## Exercise input

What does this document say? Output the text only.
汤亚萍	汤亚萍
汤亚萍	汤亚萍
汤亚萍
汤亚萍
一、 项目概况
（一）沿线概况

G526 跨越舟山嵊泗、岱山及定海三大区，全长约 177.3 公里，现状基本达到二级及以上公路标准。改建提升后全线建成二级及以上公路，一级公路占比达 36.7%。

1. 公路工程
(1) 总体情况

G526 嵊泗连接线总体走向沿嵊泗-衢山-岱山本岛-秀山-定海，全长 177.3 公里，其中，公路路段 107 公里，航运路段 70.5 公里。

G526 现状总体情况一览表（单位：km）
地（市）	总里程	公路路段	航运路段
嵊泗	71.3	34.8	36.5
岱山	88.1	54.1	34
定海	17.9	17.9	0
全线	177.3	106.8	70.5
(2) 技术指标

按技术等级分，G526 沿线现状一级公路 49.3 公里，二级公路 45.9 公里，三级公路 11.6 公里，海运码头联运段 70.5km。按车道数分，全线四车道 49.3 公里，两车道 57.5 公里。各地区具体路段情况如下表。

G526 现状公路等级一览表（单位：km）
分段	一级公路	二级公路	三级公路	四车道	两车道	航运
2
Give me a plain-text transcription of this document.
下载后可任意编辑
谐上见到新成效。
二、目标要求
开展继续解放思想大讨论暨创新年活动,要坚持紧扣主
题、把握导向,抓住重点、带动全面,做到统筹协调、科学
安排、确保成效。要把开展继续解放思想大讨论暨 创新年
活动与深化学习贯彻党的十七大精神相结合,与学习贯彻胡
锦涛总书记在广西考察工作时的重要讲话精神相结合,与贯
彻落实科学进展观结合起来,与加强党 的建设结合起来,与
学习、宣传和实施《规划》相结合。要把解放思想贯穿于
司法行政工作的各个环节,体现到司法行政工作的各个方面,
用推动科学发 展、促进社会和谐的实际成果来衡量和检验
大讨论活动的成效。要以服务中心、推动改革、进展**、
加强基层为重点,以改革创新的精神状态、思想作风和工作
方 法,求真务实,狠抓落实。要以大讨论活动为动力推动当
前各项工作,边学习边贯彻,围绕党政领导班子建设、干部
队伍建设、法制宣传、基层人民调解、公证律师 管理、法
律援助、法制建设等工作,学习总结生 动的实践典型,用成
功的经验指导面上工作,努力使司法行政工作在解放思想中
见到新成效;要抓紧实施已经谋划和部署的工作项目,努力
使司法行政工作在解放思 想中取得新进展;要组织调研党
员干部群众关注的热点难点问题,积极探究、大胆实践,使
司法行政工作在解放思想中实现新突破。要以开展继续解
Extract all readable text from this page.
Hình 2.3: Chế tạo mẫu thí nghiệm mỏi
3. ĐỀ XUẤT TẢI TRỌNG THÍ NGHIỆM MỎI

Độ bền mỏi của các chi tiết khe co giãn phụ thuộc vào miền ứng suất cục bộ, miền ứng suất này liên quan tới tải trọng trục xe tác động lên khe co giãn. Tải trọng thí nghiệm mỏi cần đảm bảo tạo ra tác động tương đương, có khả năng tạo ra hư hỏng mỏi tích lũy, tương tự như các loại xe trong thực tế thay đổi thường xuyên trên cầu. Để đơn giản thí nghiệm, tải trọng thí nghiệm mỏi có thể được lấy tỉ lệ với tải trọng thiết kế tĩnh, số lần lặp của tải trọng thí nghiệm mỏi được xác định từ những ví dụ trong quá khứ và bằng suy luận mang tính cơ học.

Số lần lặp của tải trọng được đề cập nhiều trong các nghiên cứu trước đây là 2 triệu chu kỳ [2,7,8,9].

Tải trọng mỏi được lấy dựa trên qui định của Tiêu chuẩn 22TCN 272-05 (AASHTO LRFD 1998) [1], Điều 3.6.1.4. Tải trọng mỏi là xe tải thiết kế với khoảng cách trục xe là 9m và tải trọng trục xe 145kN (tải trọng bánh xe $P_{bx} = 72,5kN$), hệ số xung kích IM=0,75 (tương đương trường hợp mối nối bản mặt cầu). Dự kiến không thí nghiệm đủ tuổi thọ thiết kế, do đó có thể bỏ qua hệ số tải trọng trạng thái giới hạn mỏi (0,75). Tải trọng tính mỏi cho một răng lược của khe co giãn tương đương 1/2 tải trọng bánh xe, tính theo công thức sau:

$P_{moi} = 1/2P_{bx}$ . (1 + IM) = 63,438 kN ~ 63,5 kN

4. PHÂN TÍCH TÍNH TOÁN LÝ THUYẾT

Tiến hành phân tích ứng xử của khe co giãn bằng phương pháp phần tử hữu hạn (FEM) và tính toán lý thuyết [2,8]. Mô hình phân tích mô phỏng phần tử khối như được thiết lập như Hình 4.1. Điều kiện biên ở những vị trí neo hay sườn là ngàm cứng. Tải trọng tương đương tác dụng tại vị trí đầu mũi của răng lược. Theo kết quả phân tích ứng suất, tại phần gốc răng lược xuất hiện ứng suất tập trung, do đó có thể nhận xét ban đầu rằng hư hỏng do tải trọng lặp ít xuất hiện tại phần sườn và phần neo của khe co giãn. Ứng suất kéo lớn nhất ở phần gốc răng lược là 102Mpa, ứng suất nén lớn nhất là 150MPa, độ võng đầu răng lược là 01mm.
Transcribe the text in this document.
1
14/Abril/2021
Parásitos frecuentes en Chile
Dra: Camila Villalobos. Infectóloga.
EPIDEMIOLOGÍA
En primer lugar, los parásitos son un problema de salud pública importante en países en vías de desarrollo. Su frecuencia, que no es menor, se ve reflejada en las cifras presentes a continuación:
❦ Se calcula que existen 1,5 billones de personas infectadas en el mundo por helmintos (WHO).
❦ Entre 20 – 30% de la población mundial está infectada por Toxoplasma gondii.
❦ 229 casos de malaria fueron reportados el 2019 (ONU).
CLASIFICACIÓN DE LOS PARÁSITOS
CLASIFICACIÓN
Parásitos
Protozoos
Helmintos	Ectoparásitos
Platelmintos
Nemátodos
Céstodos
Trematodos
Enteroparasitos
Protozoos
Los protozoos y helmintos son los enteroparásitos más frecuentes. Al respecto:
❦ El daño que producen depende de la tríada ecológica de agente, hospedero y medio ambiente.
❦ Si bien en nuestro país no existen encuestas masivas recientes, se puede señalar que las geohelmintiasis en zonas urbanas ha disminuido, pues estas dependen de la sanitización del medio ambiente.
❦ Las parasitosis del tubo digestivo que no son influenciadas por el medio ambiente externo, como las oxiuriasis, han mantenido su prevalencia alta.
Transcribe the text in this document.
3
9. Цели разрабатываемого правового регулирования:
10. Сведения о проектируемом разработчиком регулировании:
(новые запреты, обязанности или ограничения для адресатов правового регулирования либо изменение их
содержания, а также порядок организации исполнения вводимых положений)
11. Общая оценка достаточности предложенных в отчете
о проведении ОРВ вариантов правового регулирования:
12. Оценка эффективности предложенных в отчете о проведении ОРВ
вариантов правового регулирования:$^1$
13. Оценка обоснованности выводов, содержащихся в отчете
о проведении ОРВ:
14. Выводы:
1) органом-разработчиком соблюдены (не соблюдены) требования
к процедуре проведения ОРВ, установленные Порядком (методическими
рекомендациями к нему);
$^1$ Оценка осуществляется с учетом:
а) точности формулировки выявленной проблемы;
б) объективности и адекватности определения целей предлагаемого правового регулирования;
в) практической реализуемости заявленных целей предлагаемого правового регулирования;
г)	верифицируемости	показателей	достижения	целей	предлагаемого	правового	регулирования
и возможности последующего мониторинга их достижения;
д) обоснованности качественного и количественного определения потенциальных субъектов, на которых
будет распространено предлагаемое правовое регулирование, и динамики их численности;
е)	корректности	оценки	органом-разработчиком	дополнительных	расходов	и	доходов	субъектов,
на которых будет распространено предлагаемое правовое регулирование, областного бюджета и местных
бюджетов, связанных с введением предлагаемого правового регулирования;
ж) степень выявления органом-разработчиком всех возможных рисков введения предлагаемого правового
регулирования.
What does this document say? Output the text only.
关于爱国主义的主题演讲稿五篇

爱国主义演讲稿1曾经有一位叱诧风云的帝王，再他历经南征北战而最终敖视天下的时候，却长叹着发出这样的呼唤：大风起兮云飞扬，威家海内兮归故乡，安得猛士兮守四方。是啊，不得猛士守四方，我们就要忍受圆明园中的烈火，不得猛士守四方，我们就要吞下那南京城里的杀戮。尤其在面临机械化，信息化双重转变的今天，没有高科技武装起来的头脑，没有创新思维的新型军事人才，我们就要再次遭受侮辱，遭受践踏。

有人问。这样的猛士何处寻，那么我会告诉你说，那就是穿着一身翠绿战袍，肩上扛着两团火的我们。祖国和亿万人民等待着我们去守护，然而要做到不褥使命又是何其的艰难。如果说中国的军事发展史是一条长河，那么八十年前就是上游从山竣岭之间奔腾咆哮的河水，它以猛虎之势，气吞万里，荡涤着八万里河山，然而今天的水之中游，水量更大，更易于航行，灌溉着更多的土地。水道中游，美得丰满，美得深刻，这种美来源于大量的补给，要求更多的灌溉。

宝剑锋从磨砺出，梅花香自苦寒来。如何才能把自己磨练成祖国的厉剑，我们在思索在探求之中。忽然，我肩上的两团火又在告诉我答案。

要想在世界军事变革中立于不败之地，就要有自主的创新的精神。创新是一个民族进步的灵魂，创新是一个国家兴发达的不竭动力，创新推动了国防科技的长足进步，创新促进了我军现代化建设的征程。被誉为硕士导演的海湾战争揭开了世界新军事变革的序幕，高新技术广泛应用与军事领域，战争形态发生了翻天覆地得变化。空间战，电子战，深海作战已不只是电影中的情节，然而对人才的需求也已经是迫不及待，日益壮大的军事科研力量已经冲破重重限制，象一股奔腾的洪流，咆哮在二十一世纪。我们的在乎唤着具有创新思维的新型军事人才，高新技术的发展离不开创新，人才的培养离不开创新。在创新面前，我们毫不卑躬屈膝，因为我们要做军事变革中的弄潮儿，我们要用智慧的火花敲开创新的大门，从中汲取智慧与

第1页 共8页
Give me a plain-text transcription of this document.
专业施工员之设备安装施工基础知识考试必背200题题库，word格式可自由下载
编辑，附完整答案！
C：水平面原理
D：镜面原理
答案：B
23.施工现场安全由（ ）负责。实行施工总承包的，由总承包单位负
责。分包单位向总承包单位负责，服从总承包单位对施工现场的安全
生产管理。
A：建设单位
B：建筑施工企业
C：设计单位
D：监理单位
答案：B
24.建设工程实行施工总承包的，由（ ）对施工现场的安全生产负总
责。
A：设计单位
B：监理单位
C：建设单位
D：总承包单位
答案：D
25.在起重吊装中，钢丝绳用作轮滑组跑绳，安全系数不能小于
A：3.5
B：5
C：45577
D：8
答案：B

## Problem to work on
Track down every line holding the string "субъектов" and copy it.

## Response
д) обоснованности качественного и количественного определения потенциальных субъектов, на которых
е)	корректности	оценки	органом-разработчиком	дополнительных	расходов	и	доходов	субъектов,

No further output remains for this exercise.